Written request: Without the pictures, write out all the lines below exactly as they appear.

Material for the task:
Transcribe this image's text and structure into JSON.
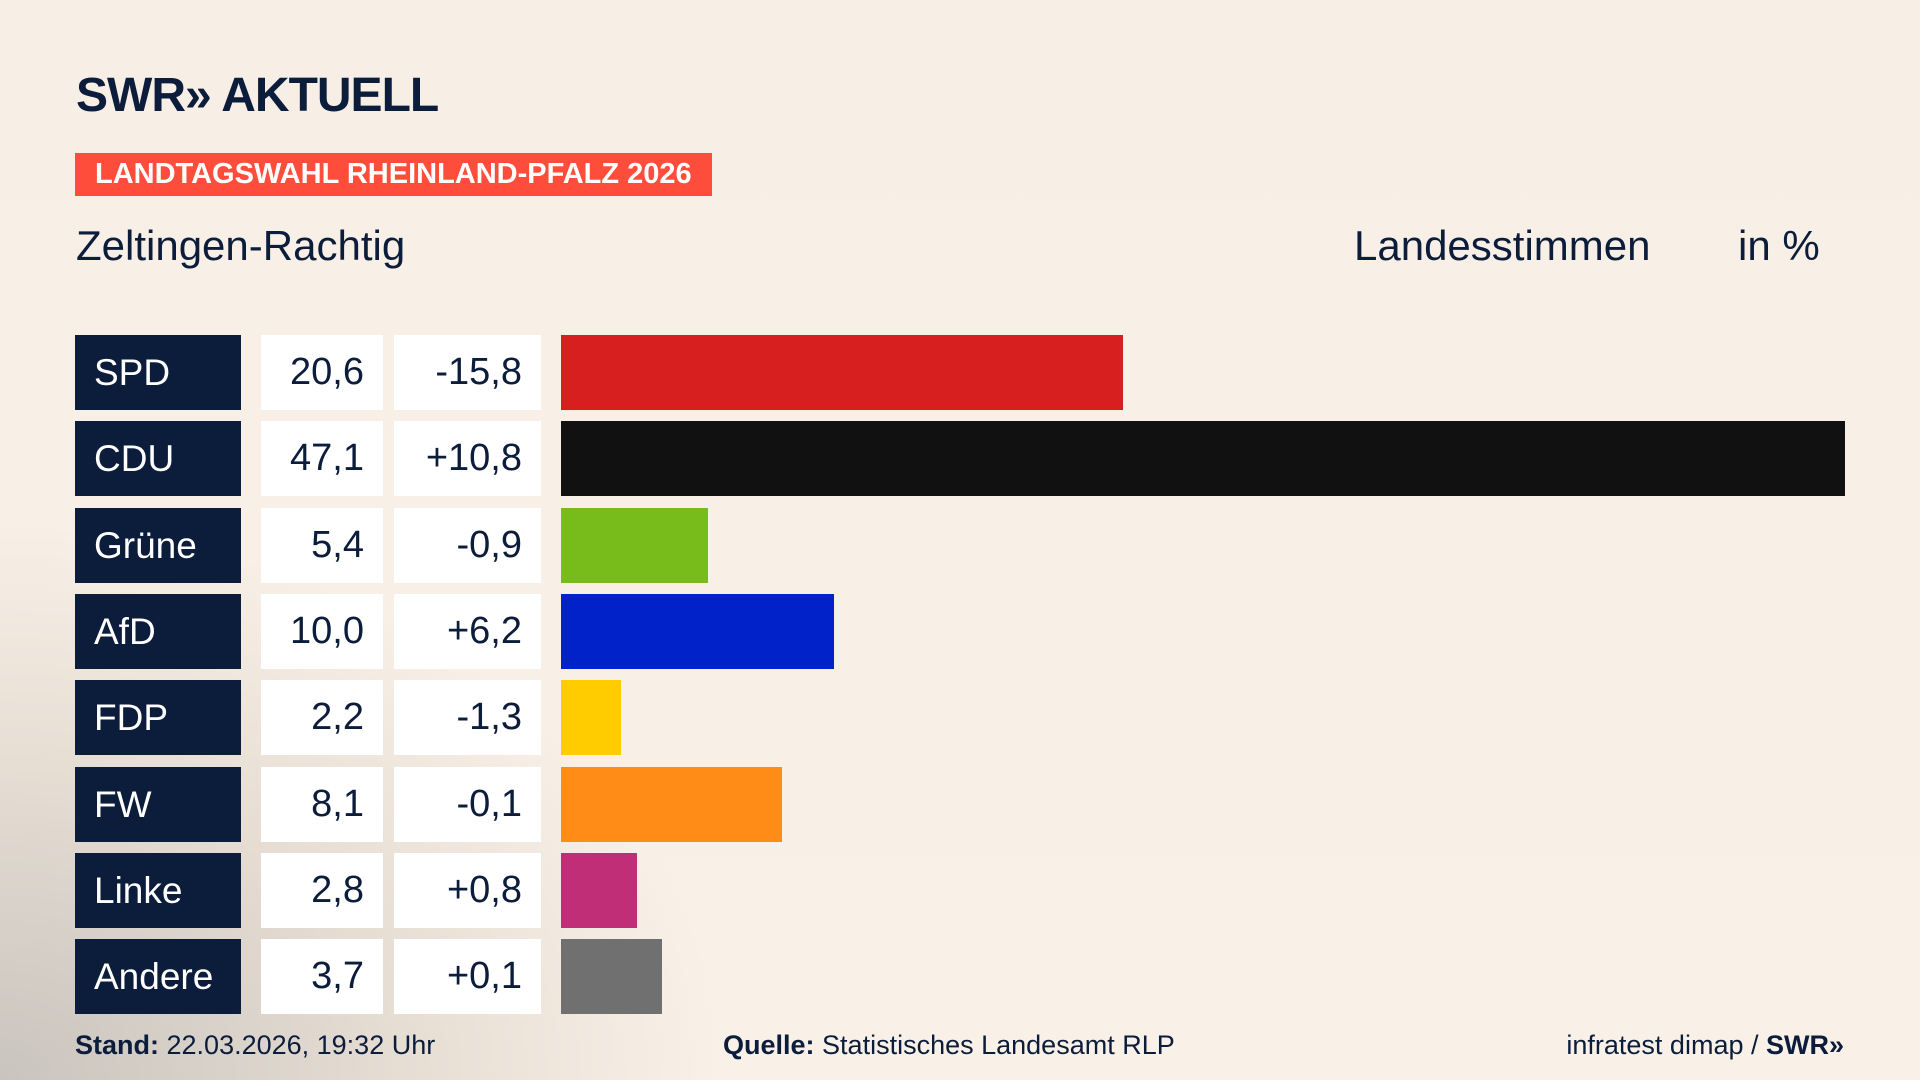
{
  "header": {
    "logo": "SWR» AKTUELL",
    "banner": "LANDTAGSWAHL RHEINLAND-PFALZ 2026",
    "place": "Zeltingen-Rachtig",
    "vote_type": "Landesstimmen",
    "unit": "in %"
  },
  "chart_data": {
    "type": "bar",
    "orientation": "horizontal",
    "xlim": [
      0,
      47.1
    ],
    "categories": [
      "SPD",
      "CDU",
      "Grüne",
      "AfD",
      "FDP",
      "FW",
      "Linke",
      "Andere"
    ],
    "values": [
      20.6,
      47.1,
      5.4,
      10.0,
      2.2,
      8.1,
      2.8,
      3.7
    ],
    "values_label": [
      "20,6",
      "47,1",
      "5,4",
      "10,0",
      "2,2",
      "8,1",
      "2,8",
      "3,7"
    ],
    "changes": [
      "-15,8",
      "+10,8",
      "-0,9",
      "+6,2",
      "-1,3",
      "-0,1",
      "+0,8",
      "+0,1"
    ],
    "colors": [
      "#d71f1f",
      "#111111",
      "#78bc1c",
      "#0022c8",
      "#ffcc00",
      "#ff8c17",
      "#bf2e77",
      "#707070"
    ]
  },
  "footer": {
    "stand_label": "Stand:",
    "stand": "22.03.2026, 19:32 Uhr",
    "source_label": "Quelle:",
    "source": "Statistisches Landesamt RLP",
    "credit": "infratest dimap / ",
    "credit_logo": "SWR»"
  }
}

Correct output:
Transcribe this image's text and structure into JSON.
{
  "header": {
    "logo": "SWR» AKTUELL",
    "banner": "LANDTAGSWAHL RHEINLAND-PFALZ 2026",
    "place": "Zeltingen-Rachtig",
    "vote_type": "Landesstimmen",
    "unit": "in %"
  },
  "chart_data": {
    "type": "bar",
    "orientation": "horizontal",
    "xlim": [
      0,
      47.1
    ],
    "categories": [
      "SPD",
      "CDU",
      "Grüne",
      "AfD",
      "FDP",
      "FW",
      "Linke",
      "Andere"
    ],
    "values": [
      20.6,
      47.1,
      5.4,
      10.0,
      2.2,
      8.1,
      2.8,
      3.7
    ],
    "values_label": [
      "20,6",
      "47,1",
      "5,4",
      "10,0",
      "2,2",
      "8,1",
      "2,8",
      "3,7"
    ],
    "changes": [
      "-15,8",
      "+10,8",
      "-0,9",
      "+6,2",
      "-1,3",
      "-0,1",
      "+0,8",
      "+0,1"
    ],
    "colors": [
      "#d71f1f",
      "#111111",
      "#78bc1c",
      "#0022c8",
      "#ffcc00",
      "#ff8c17",
      "#bf2e77",
      "#707070"
    ]
  },
  "footer": {
    "stand_label": "Stand:",
    "stand": "22.03.2026, 19:32 Uhr",
    "source_label": "Quelle:",
    "source": "Statistisches Landesamt RLP",
    "credit": "infratest dimap / ",
    "credit_logo": "SWR»"
  }
}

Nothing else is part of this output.